-- Begin --
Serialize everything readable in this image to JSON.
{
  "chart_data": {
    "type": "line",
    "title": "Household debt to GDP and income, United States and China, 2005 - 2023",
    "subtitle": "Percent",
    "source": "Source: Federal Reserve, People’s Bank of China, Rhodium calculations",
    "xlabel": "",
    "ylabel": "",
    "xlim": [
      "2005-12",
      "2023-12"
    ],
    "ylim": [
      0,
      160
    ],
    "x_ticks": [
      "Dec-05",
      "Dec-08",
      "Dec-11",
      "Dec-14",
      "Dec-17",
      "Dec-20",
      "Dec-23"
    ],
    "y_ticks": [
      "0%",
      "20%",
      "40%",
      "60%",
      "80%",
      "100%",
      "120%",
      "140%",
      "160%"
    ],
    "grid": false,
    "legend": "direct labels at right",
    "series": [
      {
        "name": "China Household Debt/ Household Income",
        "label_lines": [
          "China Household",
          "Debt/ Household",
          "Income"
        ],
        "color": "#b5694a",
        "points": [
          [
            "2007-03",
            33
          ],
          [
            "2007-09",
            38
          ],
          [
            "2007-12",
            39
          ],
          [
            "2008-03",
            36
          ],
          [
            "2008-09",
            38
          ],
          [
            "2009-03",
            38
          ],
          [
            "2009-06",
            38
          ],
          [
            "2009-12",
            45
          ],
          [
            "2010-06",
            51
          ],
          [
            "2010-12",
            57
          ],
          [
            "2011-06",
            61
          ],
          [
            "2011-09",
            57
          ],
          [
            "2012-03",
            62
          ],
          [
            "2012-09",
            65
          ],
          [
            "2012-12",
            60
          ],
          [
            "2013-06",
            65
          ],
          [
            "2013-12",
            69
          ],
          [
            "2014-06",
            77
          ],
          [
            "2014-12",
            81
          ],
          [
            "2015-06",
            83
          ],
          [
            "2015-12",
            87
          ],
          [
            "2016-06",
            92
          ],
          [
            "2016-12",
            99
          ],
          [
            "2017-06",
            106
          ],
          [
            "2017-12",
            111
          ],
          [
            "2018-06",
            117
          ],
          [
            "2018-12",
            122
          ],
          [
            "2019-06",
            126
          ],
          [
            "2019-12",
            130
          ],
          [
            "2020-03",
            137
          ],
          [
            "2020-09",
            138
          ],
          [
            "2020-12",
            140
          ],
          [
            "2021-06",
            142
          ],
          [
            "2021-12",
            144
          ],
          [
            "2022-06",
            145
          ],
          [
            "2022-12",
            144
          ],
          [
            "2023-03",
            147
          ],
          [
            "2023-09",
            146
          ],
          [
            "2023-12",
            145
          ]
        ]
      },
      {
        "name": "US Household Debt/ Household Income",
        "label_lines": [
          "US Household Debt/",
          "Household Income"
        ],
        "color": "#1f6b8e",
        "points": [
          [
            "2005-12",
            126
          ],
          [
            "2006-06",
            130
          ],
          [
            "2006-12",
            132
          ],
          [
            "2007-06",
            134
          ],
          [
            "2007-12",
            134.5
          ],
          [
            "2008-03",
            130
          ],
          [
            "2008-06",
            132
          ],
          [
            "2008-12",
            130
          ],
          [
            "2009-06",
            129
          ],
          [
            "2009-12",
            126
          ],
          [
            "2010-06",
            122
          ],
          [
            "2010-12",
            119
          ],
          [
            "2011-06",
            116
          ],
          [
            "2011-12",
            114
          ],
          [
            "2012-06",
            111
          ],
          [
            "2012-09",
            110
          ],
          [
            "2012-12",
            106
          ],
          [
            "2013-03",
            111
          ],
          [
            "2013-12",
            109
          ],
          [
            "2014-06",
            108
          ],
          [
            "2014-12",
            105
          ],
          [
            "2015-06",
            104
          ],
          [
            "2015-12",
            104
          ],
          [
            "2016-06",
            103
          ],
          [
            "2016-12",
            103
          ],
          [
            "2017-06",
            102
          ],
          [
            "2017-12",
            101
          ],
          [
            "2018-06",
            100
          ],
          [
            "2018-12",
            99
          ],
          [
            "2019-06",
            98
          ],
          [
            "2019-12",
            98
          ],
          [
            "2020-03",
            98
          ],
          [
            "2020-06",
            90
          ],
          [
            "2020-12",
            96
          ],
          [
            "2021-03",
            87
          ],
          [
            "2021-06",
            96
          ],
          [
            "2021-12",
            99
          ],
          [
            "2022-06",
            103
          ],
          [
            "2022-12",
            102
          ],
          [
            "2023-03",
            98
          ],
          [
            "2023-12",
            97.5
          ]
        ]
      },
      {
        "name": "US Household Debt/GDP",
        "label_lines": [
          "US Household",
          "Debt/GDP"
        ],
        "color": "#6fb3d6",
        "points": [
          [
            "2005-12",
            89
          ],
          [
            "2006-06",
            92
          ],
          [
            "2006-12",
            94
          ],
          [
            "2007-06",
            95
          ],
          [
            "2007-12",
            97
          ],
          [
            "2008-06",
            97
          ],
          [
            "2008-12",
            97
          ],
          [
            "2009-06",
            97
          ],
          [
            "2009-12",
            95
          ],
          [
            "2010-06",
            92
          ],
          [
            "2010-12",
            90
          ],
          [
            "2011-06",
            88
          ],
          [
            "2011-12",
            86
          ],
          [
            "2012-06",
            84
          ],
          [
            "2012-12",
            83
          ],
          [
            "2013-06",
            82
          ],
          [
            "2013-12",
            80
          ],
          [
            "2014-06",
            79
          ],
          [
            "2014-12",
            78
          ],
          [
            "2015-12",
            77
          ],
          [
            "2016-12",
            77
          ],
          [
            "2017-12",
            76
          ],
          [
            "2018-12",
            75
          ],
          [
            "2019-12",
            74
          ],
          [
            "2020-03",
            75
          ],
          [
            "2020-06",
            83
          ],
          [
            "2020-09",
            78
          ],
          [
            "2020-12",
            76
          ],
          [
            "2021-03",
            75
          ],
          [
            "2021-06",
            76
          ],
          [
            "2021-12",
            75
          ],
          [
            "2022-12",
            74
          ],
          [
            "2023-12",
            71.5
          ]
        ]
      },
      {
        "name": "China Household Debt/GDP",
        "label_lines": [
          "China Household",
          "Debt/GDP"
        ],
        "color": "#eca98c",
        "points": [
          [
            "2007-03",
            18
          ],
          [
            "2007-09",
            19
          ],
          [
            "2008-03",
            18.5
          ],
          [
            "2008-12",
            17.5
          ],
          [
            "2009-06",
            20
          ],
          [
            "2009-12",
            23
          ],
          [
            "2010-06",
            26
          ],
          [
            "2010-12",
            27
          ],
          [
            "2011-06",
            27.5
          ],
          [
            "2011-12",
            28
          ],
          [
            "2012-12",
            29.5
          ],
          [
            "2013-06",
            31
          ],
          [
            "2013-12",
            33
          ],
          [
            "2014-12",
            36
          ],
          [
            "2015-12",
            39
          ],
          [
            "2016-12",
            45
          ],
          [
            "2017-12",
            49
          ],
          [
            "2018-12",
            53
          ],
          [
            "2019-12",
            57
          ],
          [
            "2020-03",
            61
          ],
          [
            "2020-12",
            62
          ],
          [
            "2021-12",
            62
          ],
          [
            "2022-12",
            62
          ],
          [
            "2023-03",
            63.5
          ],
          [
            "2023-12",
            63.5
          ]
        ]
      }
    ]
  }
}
-- End --
# Direction
All of the entries must be written out exactly as they stand.

# Correct result
Serialize everything readable in this image to JSON.
{
  "chart_data": {
    "type": "line",
    "title": "Household debt to GDP and income, United States and China, 2005 - 2023",
    "subtitle": "Percent",
    "source": "Source: Federal Reserve, People’s Bank of China, Rhodium calculations",
    "xlabel": "",
    "ylabel": "",
    "xlim": [
      "2005-12",
      "2023-12"
    ],
    "ylim": [
      0,
      160
    ],
    "x_ticks": [
      "Dec-05",
      "Dec-08",
      "Dec-11",
      "Dec-14",
      "Dec-17",
      "Dec-20",
      "Dec-23"
    ],
    "y_ticks": [
      "0%",
      "20%",
      "40%",
      "60%",
      "80%",
      "100%",
      "120%",
      "140%",
      "160%"
    ],
    "grid": false,
    "legend": "direct labels at right",
    "series": [
      {
        "name": "China Household Debt/ Household Income",
        "label_lines": [
          "China Household",
          "Debt/ Household",
          "Income"
        ],
        "color": "#b5694a",
        "points": [
          [
            "2007-03",
            33
          ],
          [
            "2007-09",
            38
          ],
          [
            "2007-12",
            39
          ],
          [
            "2008-03",
            36
          ],
          [
            "2008-09",
            38
          ],
          [
            "2009-03",
            38
          ],
          [
            "2009-06",
            38
          ],
          [
            "2009-12",
            45
          ],
          [
            "2010-06",
            51
          ],
          [
            "2010-12",
            57
          ],
          [
            "2011-06",
            61
          ],
          [
            "2011-09",
            57
          ],
          [
            "2012-03",
            62
          ],
          [
            "2012-09",
            65
          ],
          [
            "2012-12",
            60
          ],
          [
            "2013-06",
            65
          ],
          [
            "2013-12",
            69
          ],
          [
            "2014-06",
            77
          ],
          [
            "2014-12",
            81
          ],
          [
            "2015-06",
            83
          ],
          [
            "2015-12",
            87
          ],
          [
            "2016-06",
            92
          ],
          [
            "2016-12",
            99
          ],
          [
            "2017-06",
            106
          ],
          [
            "2017-12",
            111
          ],
          [
            "2018-06",
            117
          ],
          [
            "2018-12",
            122
          ],
          [
            "2019-06",
            126
          ],
          [
            "2019-12",
            130
          ],
          [
            "2020-03",
            137
          ],
          [
            "2020-09",
            138
          ],
          [
            "2020-12",
            140
          ],
          [
            "2021-06",
            142
          ],
          [
            "2021-12",
            144
          ],
          [
            "2022-06",
            145
          ],
          [
            "2022-12",
            144
          ],
          [
            "2023-03",
            147
          ],
          [
            "2023-09",
            146
          ],
          [
            "2023-12",
            145
          ]
        ]
      },
      {
        "name": "US Household Debt/ Household Income",
        "label_lines": [
          "US Household Debt/",
          "Household Income"
        ],
        "color": "#1f6b8e",
        "points": [
          [
            "2005-12",
            126
          ],
          [
            "2006-06",
            130
          ],
          [
            "2006-12",
            132
          ],
          [
            "2007-06",
            134
          ],
          [
            "2007-12",
            134.5
          ],
          [
            "2008-03",
            130
          ],
          [
            "2008-06",
            132
          ],
          [
            "2008-12",
            130
          ],
          [
            "2009-06",
            129
          ],
          [
            "2009-12",
            126
          ],
          [
            "2010-06",
            122
          ],
          [
            "2010-12",
            119
          ],
          [
            "2011-06",
            116
          ],
          [
            "2011-12",
            114
          ],
          [
            "2012-06",
            111
          ],
          [
            "2012-09",
            110
          ],
          [
            "2012-12",
            106
          ],
          [
            "2013-03",
            111
          ],
          [
            "2013-12",
            109
          ],
          [
            "2014-06",
            108
          ],
          [
            "2014-12",
            105
          ],
          [
            "2015-06",
            104
          ],
          [
            "2015-12",
            104
          ],
          [
            "2016-06",
            103
          ],
          [
            "2016-12",
            103
          ],
          [
            "2017-06",
            102
          ],
          [
            "2017-12",
            101
          ],
          [
            "2018-06",
            100
          ],
          [
            "2018-12",
            99
          ],
          [
            "2019-06",
            98
          ],
          [
            "2019-12",
            98
          ],
          [
            "2020-03",
            98
          ],
          [
            "2020-06",
            90
          ],
          [
            "2020-12",
            96
          ],
          [
            "2021-03",
            87
          ],
          [
            "2021-06",
            96
          ],
          [
            "2021-12",
            99
          ],
          [
            "2022-06",
            103
          ],
          [
            "2022-12",
            102
          ],
          [
            "2023-03",
            98
          ],
          [
            "2023-12",
            97.5
          ]
        ]
      },
      {
        "name": "US Household Debt/GDP",
        "label_lines": [
          "US Household",
          "Debt/GDP"
        ],
        "color": "#6fb3d6",
        "points": [
          [
            "2005-12",
            89
          ],
          [
            "2006-06",
            92
          ],
          [
            "2006-12",
            94
          ],
          [
            "2007-06",
            95
          ],
          [
            "2007-12",
            97
          ],
          [
            "2008-06",
            97
          ],
          [
            "2008-12",
            97
          ],
          [
            "2009-06",
            97
          ],
          [
            "2009-12",
            95
          ],
          [
            "2010-06",
            92
          ],
          [
            "2010-12",
            90
          ],
          [
            "2011-06",
            88
          ],
          [
            "2011-12",
            86
          ],
          [
            "2012-06",
            84
          ],
          [
            "2012-12",
            83
          ],
          [
            "2013-06",
            82
          ],
          [
            "2013-12",
            80
          ],
          [
            "2014-06",
            79
          ],
          [
            "2014-12",
            78
          ],
          [
            "2015-12",
            77
          ],
          [
            "2016-12",
            77
          ],
          [
            "2017-12",
            76
          ],
          [
            "2018-12",
            75
          ],
          [
            "2019-12",
            74
          ],
          [
            "2020-03",
            75
          ],
          [
            "2020-06",
            83
          ],
          [
            "2020-09",
            78
          ],
          [
            "2020-12",
            76
          ],
          [
            "2021-03",
            75
          ],
          [
            "2021-06",
            76
          ],
          [
            "2021-12",
            75
          ],
          [
            "2022-12",
            74
          ],
          [
            "2023-12",
            71.5
          ]
        ]
      },
      {
        "name": "China Household Debt/GDP",
        "label_lines": [
          "China Household",
          "Debt/GDP"
        ],
        "color": "#eca98c",
        "points": [
          [
            "2007-03",
            18
          ],
          [
            "2007-09",
            19
          ],
          [
            "2008-03",
            18.5
          ],
          [
            "2008-12",
            17.5
          ],
          [
            "2009-06",
            20
          ],
          [
            "2009-12",
            23
          ],
          [
            "2010-06",
            26
          ],
          [
            "2010-12",
            27
          ],
          [
            "2011-06",
            27.5
          ],
          [
            "2011-12",
            28
          ],
          [
            "2012-12",
            29.5
          ],
          [
            "2013-06",
            31
          ],
          [
            "2013-12",
            33
          ],
          [
            "2014-12",
            36
          ],
          [
            "2015-12",
            39
          ],
          [
            "2016-12",
            45
          ],
          [
            "2017-12",
            49
          ],
          [
            "2018-12",
            53
          ],
          [
            "2019-12",
            57
          ],
          [
            "2020-03",
            61
          ],
          [
            "2020-12",
            62
          ],
          [
            "2021-12",
            62
          ],
          [
            "2022-12",
            62
          ],
          [
            "2023-03",
            63.5
          ],
          [
            "2023-12",
            63.5
          ]
        ]
      }
    ]
  }
}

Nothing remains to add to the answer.